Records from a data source
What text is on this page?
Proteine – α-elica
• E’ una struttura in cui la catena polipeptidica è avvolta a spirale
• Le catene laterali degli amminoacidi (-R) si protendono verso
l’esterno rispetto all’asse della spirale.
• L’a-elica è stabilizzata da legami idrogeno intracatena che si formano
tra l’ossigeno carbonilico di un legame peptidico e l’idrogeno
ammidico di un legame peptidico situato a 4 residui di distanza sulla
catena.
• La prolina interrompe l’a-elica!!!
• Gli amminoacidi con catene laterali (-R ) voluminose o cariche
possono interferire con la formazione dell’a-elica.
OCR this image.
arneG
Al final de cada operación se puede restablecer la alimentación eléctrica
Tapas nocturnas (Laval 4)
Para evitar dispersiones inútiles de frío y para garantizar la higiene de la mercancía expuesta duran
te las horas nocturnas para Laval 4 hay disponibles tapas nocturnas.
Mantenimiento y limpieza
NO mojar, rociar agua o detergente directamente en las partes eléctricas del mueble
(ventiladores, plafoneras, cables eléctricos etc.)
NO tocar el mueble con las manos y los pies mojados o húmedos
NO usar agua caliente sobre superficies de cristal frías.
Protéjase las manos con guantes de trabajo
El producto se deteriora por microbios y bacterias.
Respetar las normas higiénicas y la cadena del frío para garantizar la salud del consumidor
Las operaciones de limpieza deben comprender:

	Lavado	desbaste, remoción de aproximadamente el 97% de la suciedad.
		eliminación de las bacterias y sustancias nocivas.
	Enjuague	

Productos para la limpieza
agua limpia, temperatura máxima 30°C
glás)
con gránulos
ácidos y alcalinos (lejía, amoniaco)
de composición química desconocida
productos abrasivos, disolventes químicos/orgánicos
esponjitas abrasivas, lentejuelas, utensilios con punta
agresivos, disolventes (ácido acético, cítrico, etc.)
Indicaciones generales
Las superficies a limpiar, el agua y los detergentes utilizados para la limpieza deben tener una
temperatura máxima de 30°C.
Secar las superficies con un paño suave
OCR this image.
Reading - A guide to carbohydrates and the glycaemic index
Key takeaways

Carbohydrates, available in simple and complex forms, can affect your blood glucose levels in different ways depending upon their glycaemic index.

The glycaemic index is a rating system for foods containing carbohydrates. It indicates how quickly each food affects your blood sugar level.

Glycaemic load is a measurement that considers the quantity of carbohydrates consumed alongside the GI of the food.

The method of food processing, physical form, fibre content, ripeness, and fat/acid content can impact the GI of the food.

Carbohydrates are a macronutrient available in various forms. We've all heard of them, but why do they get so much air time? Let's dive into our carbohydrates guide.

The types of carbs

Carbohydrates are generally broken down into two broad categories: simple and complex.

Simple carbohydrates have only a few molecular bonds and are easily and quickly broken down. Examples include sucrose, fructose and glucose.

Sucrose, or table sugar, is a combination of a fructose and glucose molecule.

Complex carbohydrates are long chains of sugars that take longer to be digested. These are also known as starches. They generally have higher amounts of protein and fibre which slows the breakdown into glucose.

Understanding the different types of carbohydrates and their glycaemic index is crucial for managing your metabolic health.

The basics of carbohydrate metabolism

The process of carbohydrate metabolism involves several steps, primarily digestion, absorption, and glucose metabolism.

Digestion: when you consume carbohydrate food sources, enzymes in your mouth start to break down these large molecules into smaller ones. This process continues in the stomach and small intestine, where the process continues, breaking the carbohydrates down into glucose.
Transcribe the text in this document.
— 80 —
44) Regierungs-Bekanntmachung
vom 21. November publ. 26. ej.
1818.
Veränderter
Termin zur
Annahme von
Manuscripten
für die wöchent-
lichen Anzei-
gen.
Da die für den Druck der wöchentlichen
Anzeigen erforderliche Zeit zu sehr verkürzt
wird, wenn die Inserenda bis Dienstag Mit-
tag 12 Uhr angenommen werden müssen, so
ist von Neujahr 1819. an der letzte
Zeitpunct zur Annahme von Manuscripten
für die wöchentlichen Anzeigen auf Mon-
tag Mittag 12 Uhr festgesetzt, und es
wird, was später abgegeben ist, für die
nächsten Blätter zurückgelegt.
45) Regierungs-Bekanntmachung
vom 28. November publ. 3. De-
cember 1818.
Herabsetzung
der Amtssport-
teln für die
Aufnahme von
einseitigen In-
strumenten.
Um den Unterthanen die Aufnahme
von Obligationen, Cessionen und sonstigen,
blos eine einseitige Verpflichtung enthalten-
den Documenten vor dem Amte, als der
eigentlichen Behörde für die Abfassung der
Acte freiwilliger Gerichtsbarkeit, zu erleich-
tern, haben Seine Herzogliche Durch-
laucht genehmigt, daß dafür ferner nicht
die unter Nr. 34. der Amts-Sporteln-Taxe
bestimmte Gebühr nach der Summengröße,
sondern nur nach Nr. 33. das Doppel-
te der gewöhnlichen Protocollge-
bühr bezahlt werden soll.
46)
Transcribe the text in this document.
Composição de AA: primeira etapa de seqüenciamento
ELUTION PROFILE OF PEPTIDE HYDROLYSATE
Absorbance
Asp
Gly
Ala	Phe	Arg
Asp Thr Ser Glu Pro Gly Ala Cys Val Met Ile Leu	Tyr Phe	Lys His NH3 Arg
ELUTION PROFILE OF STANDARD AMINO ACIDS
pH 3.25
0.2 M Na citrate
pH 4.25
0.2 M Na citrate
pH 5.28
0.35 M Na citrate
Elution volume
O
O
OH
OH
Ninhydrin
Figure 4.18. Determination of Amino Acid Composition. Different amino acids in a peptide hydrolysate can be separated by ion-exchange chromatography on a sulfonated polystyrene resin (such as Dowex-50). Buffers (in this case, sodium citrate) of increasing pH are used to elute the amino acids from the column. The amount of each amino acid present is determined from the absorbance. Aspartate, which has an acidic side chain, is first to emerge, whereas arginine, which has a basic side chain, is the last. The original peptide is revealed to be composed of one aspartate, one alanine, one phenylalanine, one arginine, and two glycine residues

• Your goal: Could you output the records in full, exactly as written?

• Exercise result:
What text is on this page?
Proteine – α-elica
• E’ una struttura in cui la catena polipeptidica è avvolta a spirale
• Le catene laterali degli amminoacidi (-R) si protendono verso
l’esterno rispetto all’asse della spirale.
• L’a-elica è stabilizzata da legami idrogeno intracatena che si formano
tra l’ossigeno carbonilico di un legame peptidico e l’idrogeno
ammidico di un legame peptidico situato a 4 residui di distanza sulla
catena.
• La prolina interrompe l’a-elica!!!
• Gli amminoacidi con catene laterali (-R ) voluminose o cariche
possono interferire con la formazione dell’a-elica.
OCR this image.
arneG
Al final de cada operación se puede restablecer la alimentación eléctrica
Tapas nocturnas (Laval 4)
Para evitar dispersiones inútiles de frío y para garantizar la higiene de la mercancía expuesta duran
te las horas nocturnas para Laval 4 hay disponibles tapas nocturnas.
Mantenimiento y limpieza
NO mojar, rociar agua o detergente directamente en las partes eléctricas del mueble
(ventiladores, plafoneras, cables eléctricos etc.)
NO tocar el mueble con las manos y los pies mojados o húmedos
NO usar agua caliente sobre superficies de cristal frías.
Protéjase las manos con guantes de trabajo
El producto se deteriora por microbios y bacterias.
Respetar las normas higiénicas y la cadena del frío para garantizar la salud del consumidor
Las operaciones de limpieza deben comprender:

	Lavado	desbaste, remoción de aproximadamente el 97% de la suciedad.
		eliminación de las bacterias y sustancias nocivas.
	Enjuague	

Productos para la limpieza
agua limpia, temperatura máxima 30°C
glás)
con gránulos
ácidos y alcalinos (lejía, amoniaco)
de composición química desconocida
productos abrasivos, disolventes químicos/orgánicos
esponjitas abrasivas, lentejuelas, utensilios con punta
agresivos, disolventes (ácido acético, cítrico, etc.)
Indicaciones generales
Las superficies a limpiar, el agua y los detergentes utilizados para la limpieza deben tener una
temperatura máxima de 30°C.
Secar las superficies con un paño suave
OCR this image.
Reading - A guide to carbohydrates and the glycaemic index
Key takeaways

Carbohydrates, available in simple and complex forms, can affect your blood glucose levels in different ways depending upon their glycaemic index.

The glycaemic index is a rating system for foods containing carbohydrates. It indicates how quickly each food affects your blood sugar level.

Glycaemic load is a measurement that considers the quantity of carbohydrates consumed alongside the GI of the food.

The method of food processing, physical form, fibre content, ripeness, and fat/acid content can impact the GI of the food.

Carbohydrates are a macronutrient available in various forms. We've all heard of them, but why do they get so much air time? Let's dive into our carbohydrates guide.

The types of carbs

Carbohydrates are generally broken down into two broad categories: simple and complex.

Simple carbohydrates have only a few molecular bonds and are easily and quickly broken down. Examples include sucrose, fructose and glucose.

Sucrose, or table sugar, is a combination of a fructose and glucose molecule.

Complex carbohydrates are long chains of sugars that take longer to be digested. These are also known as starches. They generally have higher amounts of protein and fibre which slows the breakdown into glucose.

Understanding the different types of carbohydrates and their glycaemic index is crucial for managing your metabolic health.

The basics of carbohydrate metabolism

The process of carbohydrate metabolism involves several steps, primarily digestion, absorption, and glucose metabolism.

Digestion: when you consume carbohydrate food sources, enzymes in your mouth start to break down these large molecules into smaller ones. This process continues in the stomach and small intestine, where the process continues, breaking the carbohydrates down into glucose.
Transcribe the text in this document.
— 80 —
44) Regierungs-Bekanntmachung
vom 21. November publ. 26. ej.
1818.
Veränderter
Termin zur
Annahme von
Manuscripten
für die wöchent-
lichen Anzei-
gen.
Da die für den Druck der wöchentlichen
Anzeigen erforderliche Zeit zu sehr verkürzt
wird, wenn die Inserenda bis Dienstag Mit-
tag 12 Uhr angenommen werden müssen, so
ist von Neujahr 1819. an der letzte
Zeitpunct zur Annahme von Manuscripten
für die wöchentlichen Anzeigen auf Mon-
tag Mittag 12 Uhr festgesetzt, und es
wird, was später abgegeben ist, für die
nächsten Blätter zurückgelegt.
45) Regierungs-Bekanntmachung
vom 28. November publ. 3. De-
cember 1818.
Herabsetzung
der Amtssport-
teln für die
Aufnahme von
einseitigen In-
strumenten.
Um den Unterthanen die Aufnahme
von Obligationen, Cessionen und sonstigen,
blos eine einseitige Verpflichtung enthalten-
den Documenten vor dem Amte, als der
eigentlichen Behörde für die Abfassung der
Acte freiwilliger Gerichtsbarkeit, zu erleich-
tern, haben Seine Herzogliche Durch-
laucht genehmigt, daß dafür ferner nicht
die unter Nr. 34. der Amts-Sporteln-Taxe
bestimmte Gebühr nach der Summengröße,
sondern nur nach Nr. 33. das Doppel-
te der gewöhnlichen Protocollge-
bühr bezahlt werden soll.
46)
Transcribe the text in this document.
Composição de AA: primeira etapa de seqüenciamento
ELUTION PROFILE OF PEPTIDE HYDROLYSATE
Absorbance
Asp
Gly
Ala	Phe	Arg
Asp Thr Ser Glu Pro Gly Ala Cys Val Met Ile Leu	Tyr Phe	Lys His NH3 Arg
ELUTION PROFILE OF STANDARD AMINO ACIDS
pH 3.25
0.2 M Na citrate
pH 4.25
0.2 M Na citrate
pH 5.28
0.35 M Na citrate
Elution volume
O
O
OH
OH
Ninhydrin
Figure 4.18. Determination of Amino Acid Composition. Different amino acids in a peptide hydrolysate can be separated by ion-exchange chromatography on a sulfonated polystyrene resin (such as Dowex-50). Buffers (in this case, sodium citrate) of increasing pH are used to elute the amino acids from the column. The amount of each amino acid present is determined from the absorbance. Aspartate, which has an acidic side chain, is first to emerge, whereas arginine, which has a basic side chain, is the last. The original peptide is revealed to be composed of one aspartate, one alanine, one phenylalanine, one arginine, and two glycine residues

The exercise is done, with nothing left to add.